- [JOB] Can you transcribe every line exactly and leave the pictures behind?

Records

· · · · ·

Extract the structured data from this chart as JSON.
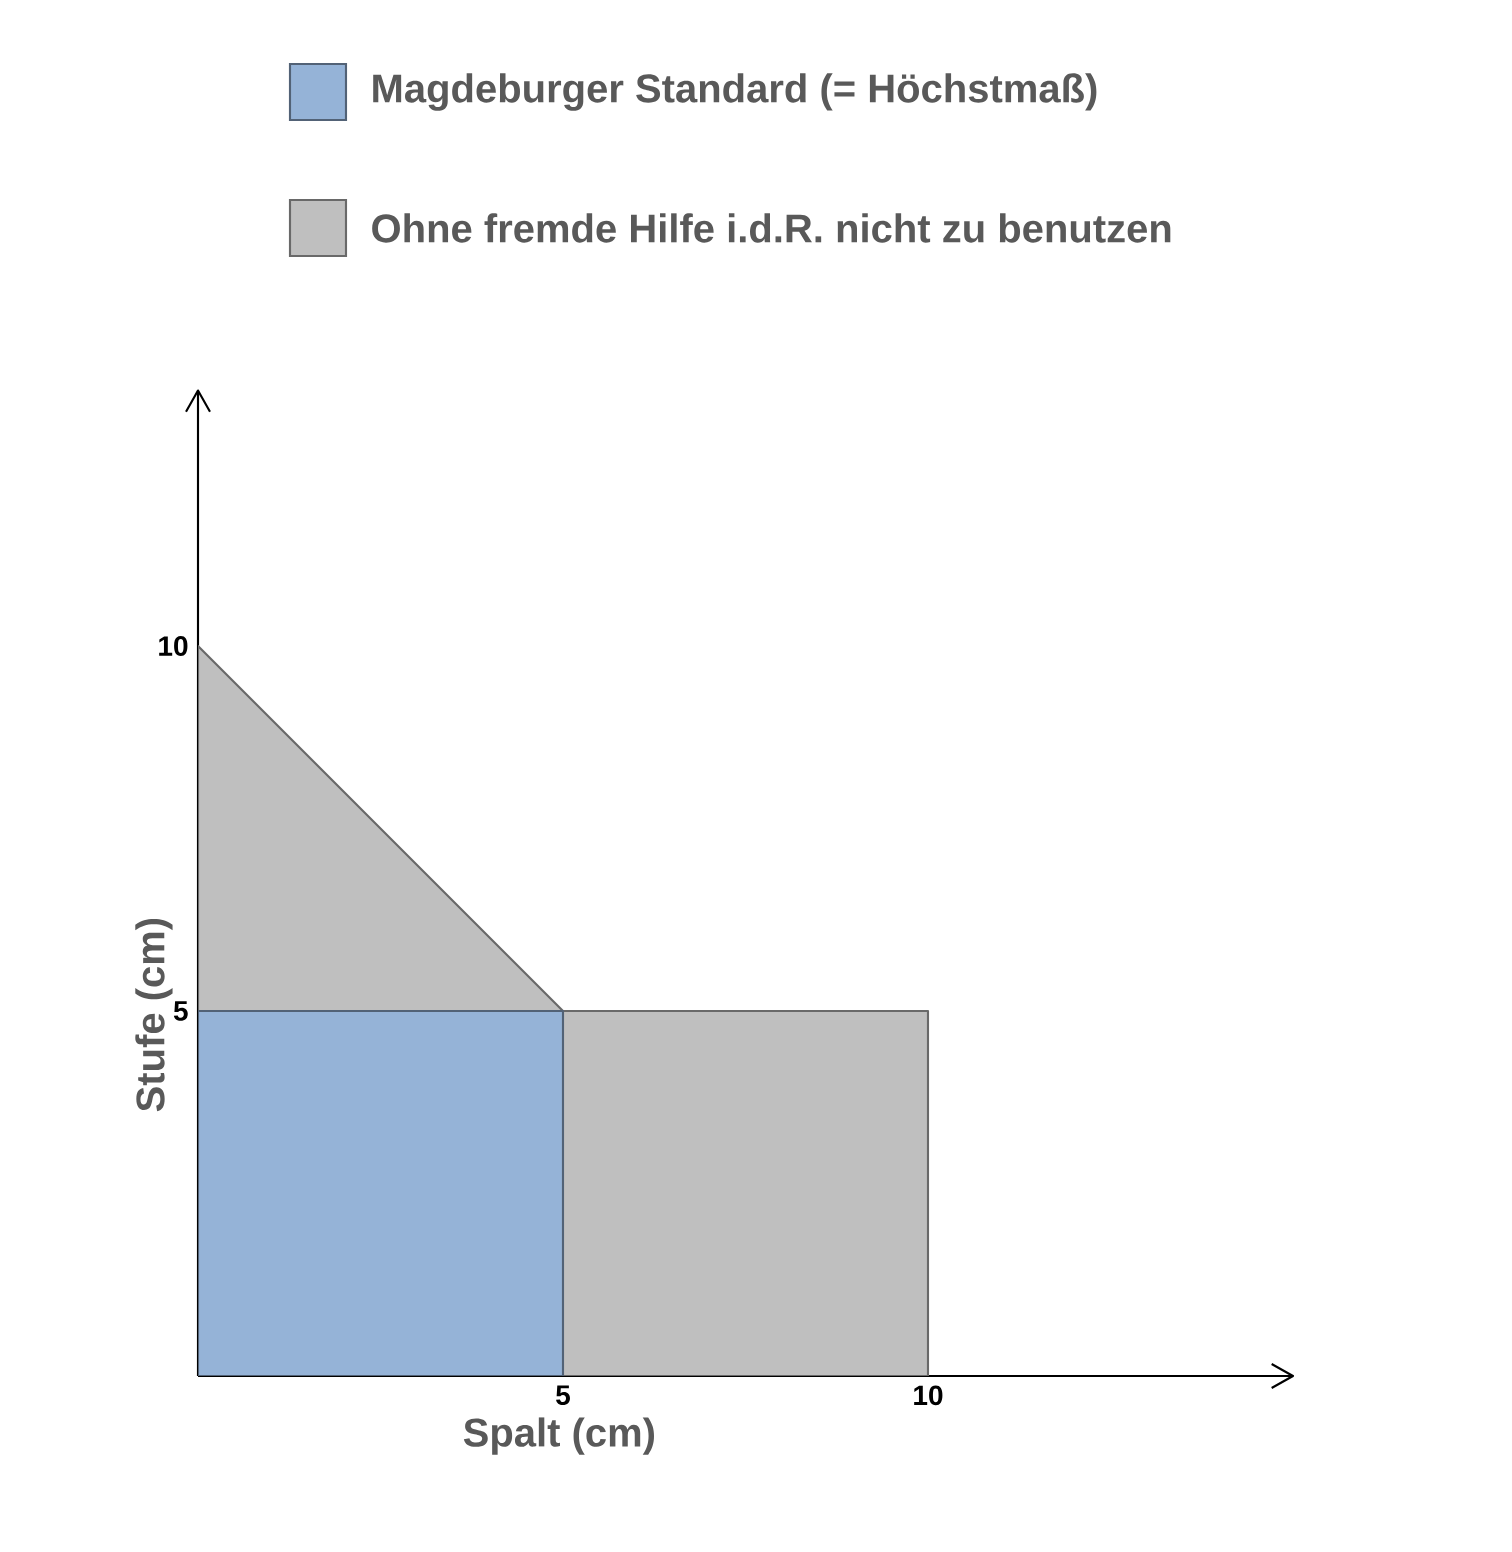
{
  "chart_data": {
    "type": "area",
    "xlabel": "Spalt (cm)",
    "ylabel": "Stufe (cm)",
    "series": [
      {
        "name": "Magdeburger Standard (= Höchstmaß)",
        "color": "#95b3d7",
        "x": [
          0,
          5,
          5
        ],
        "values": [
          5,
          5,
          0
        ]
      },
      {
        "name": "Ohne fremde Hilfe i.d.R. nicht zu benutzen",
        "color": "#bfbfbf",
        "x": [
          0,
          5,
          10,
          10
        ],
        "values": [
          10,
          5,
          5,
          0
        ]
      }
    ],
    "xlim": [
      0,
      15
    ],
    "ylim": [
      0,
      13.5
    ],
    "xticks": [
      5,
      10
    ],
    "yticks": [
      5,
      10
    ],
    "legend": "top"
  }
}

· · · · ·

- [ANSWER TO THIS EXERCISE]
Extract the structured data from this chart as JSON.
{
  "chart_data": {
    "type": "area",
    "xlabel": "Spalt (cm)",
    "ylabel": "Stufe (cm)",
    "series": [
      {
        "name": "Magdeburger Standard (= Höchstmaß)",
        "color": "#95b3d7",
        "x": [
          0,
          5,
          5
        ],
        "values": [
          5,
          5,
          0
        ]
      },
      {
        "name": "Ohne fremde Hilfe i.d.R. nicht zu benutzen",
        "color": "#bfbfbf",
        "x": [
          0,
          5,
          10,
          10
        ],
        "values": [
          10,
          5,
          5,
          0
        ]
      }
    ],
    "xlim": [
      0,
      15
    ],
    "ylim": [
      0,
      13.5
    ],
    "xticks": [
      5,
      10
    ],
    "yticks": [
      5,
      10
    ],
    "legend": "top"
  }
}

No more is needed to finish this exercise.